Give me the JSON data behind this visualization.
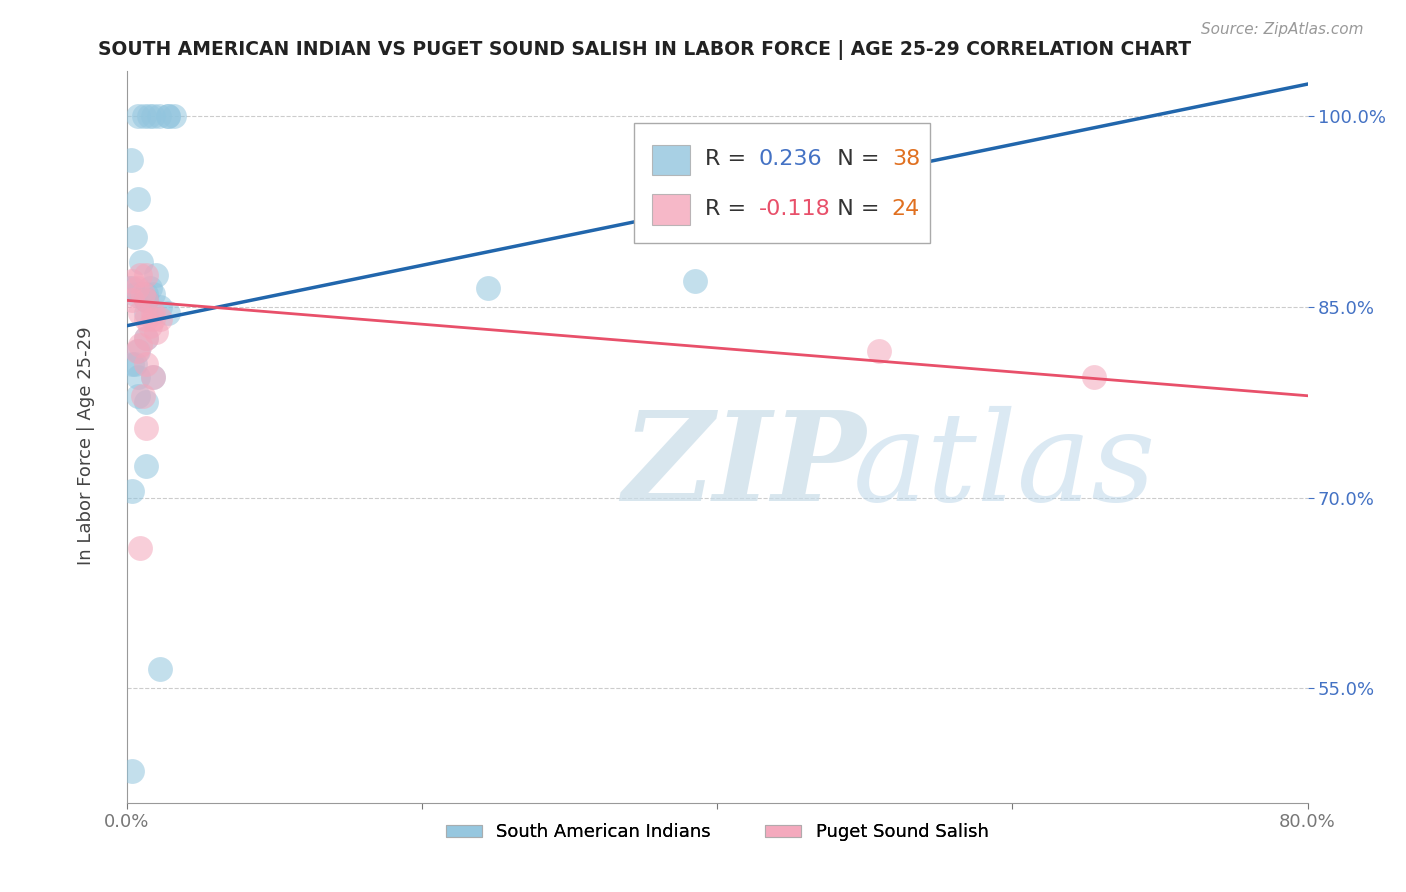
{
  "title": "SOUTH AMERICAN INDIAN VS PUGET SOUND SALISH IN LABOR FORCE | AGE 25-29 CORRELATION CHART",
  "source": "Source: ZipAtlas.com",
  "ylabel_label": "In Labor Force | Age 25-29",
  "xmin": 0.0,
  "xmax": 80.0,
  "ymin": 46.0,
  "ymax": 103.5,
  "yticks": [
    55.0,
    70.0,
    85.0,
    100.0
  ],
  "ytick_labels": [
    "55.0%",
    "70.0%",
    "85.0%",
    "100.0%"
  ],
  "xtick_positions": [
    0.0,
    20.0,
    40.0,
    60.0,
    80.0
  ],
  "xtick_labels": [
    "0.0%",
    "",
    "",
    "",
    "80.0%"
  ],
  "blue_R": 0.236,
  "blue_N": 38,
  "pink_R": -0.118,
  "pink_N": 24,
  "blue_label": "South American Indians",
  "pink_label": "Puget Sound Salish",
  "blue_color": "#92c5de",
  "pink_color": "#f4a6bb",
  "blue_line_color": "#2166ac",
  "pink_line_color": "#e8506a",
  "blue_scatter_x": [
    1.2,
    2.2,
    2.8,
    1.8,
    0.8,
    1.5,
    3.2,
    0.3,
    0.8,
    0.6,
    1.0,
    2.0,
    1.6,
    0.4,
    0.2,
    0.6,
    1.3,
    1.8,
    1.3,
    1.3,
    2.3,
    1.3,
    2.8,
    1.3,
    0.8,
    0.4,
    0.6,
    0.8,
    2.8,
    24.5,
    38.5,
    1.8,
    0.8,
    1.3,
    1.3,
    0.4,
    2.3,
    0.4
  ],
  "blue_scatter_y": [
    100.0,
    100.0,
    100.0,
    100.0,
    100.0,
    100.0,
    100.0,
    96.5,
    93.5,
    90.5,
    88.5,
    87.5,
    86.5,
    86.5,
    86.5,
    86.0,
    86.0,
    86.0,
    85.5,
    85.5,
    85.0,
    84.5,
    84.5,
    82.5,
    81.5,
    80.5,
    80.5,
    79.5,
    100.0,
    86.5,
    87.0,
    79.5,
    78.0,
    77.5,
    72.5,
    70.5,
    56.5,
    48.5
  ],
  "pink_scatter_x": [
    0.4,
    0.9,
    1.3,
    0.7,
    1.1,
    0.4,
    1.3,
    1.8,
    0.9,
    1.3,
    1.8,
    2.3,
    1.6,
    2.0,
    1.3,
    0.9,
    0.7,
    1.3,
    1.8,
    1.1,
    1.3,
    51.0,
    65.5,
    0.9
  ],
  "pink_scatter_y": [
    87.0,
    87.5,
    87.5,
    86.5,
    86.0,
    85.5,
    85.5,
    84.5,
    84.5,
    84.0,
    84.0,
    84.0,
    83.5,
    83.0,
    82.5,
    82.0,
    81.5,
    80.5,
    79.5,
    78.0,
    75.5,
    81.5,
    79.5,
    66.0
  ],
  "blue_trend_x": [
    0.0,
    80.0
  ],
  "blue_trend_y": [
    83.5,
    102.5
  ],
  "pink_trend_x": [
    0.0,
    80.0
  ],
  "pink_trend_y": [
    85.5,
    78.0
  ]
}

○ ○ ○ ○

## Goal of the exercise
Output every entry exactly as given; pictures are not part of the copy.

## Finished answer
Give me the JSON data behind this visualization.
{
  "title": "SOUTH AMERICAN INDIAN VS PUGET SOUND SALISH IN LABOR FORCE | AGE 25-29 CORRELATION CHART",
  "source": "Source: ZipAtlas.com",
  "ylabel_label": "In Labor Force | Age 25-29",
  "xmin": 0.0,
  "xmax": 80.0,
  "ymin": 46.0,
  "ymax": 103.5,
  "yticks": [
    55.0,
    70.0,
    85.0,
    100.0
  ],
  "ytick_labels": [
    "55.0%",
    "70.0%",
    "85.0%",
    "100.0%"
  ],
  "xtick_positions": [
    0.0,
    20.0,
    40.0,
    60.0,
    80.0
  ],
  "xtick_labels": [
    "0.0%",
    "",
    "",
    "",
    "80.0%"
  ],
  "blue_R": 0.236,
  "blue_N": 38,
  "pink_R": -0.118,
  "pink_N": 24,
  "blue_label": "South American Indians",
  "pink_label": "Puget Sound Salish",
  "blue_color": "#92c5de",
  "pink_color": "#f4a6bb",
  "blue_line_color": "#2166ac",
  "pink_line_color": "#e8506a",
  "blue_scatter_x": [
    1.2,
    2.2,
    2.8,
    1.8,
    0.8,
    1.5,
    3.2,
    0.3,
    0.8,
    0.6,
    1.0,
    2.0,
    1.6,
    0.4,
    0.2,
    0.6,
    1.3,
    1.8,
    1.3,
    1.3,
    2.3,
    1.3,
    2.8,
    1.3,
    0.8,
    0.4,
    0.6,
    0.8,
    2.8,
    24.5,
    38.5,
    1.8,
    0.8,
    1.3,
    1.3,
    0.4,
    2.3,
    0.4
  ],
  "blue_scatter_y": [
    100.0,
    100.0,
    100.0,
    100.0,
    100.0,
    100.0,
    100.0,
    96.5,
    93.5,
    90.5,
    88.5,
    87.5,
    86.5,
    86.5,
    86.5,
    86.0,
    86.0,
    86.0,
    85.5,
    85.5,
    85.0,
    84.5,
    84.5,
    82.5,
    81.5,
    80.5,
    80.5,
    79.5,
    100.0,
    86.5,
    87.0,
    79.5,
    78.0,
    77.5,
    72.5,
    70.5,
    56.5,
    48.5
  ],
  "pink_scatter_x": [
    0.4,
    0.9,
    1.3,
    0.7,
    1.1,
    0.4,
    1.3,
    1.8,
    0.9,
    1.3,
    1.8,
    2.3,
    1.6,
    2.0,
    1.3,
    0.9,
    0.7,
    1.3,
    1.8,
    1.1,
    1.3,
    51.0,
    65.5,
    0.9
  ],
  "pink_scatter_y": [
    87.0,
    87.5,
    87.5,
    86.5,
    86.0,
    85.5,
    85.5,
    84.5,
    84.5,
    84.0,
    84.0,
    84.0,
    83.5,
    83.0,
    82.5,
    82.0,
    81.5,
    80.5,
    79.5,
    78.0,
    75.5,
    81.5,
    79.5,
    66.0
  ],
  "blue_trend_x": [
    0.0,
    80.0
  ],
  "blue_trend_y": [
    83.5,
    102.5
  ],
  "pink_trend_x": [
    0.0,
    80.0
  ],
  "pink_trend_y": [
    85.5,
    78.0
  ]
}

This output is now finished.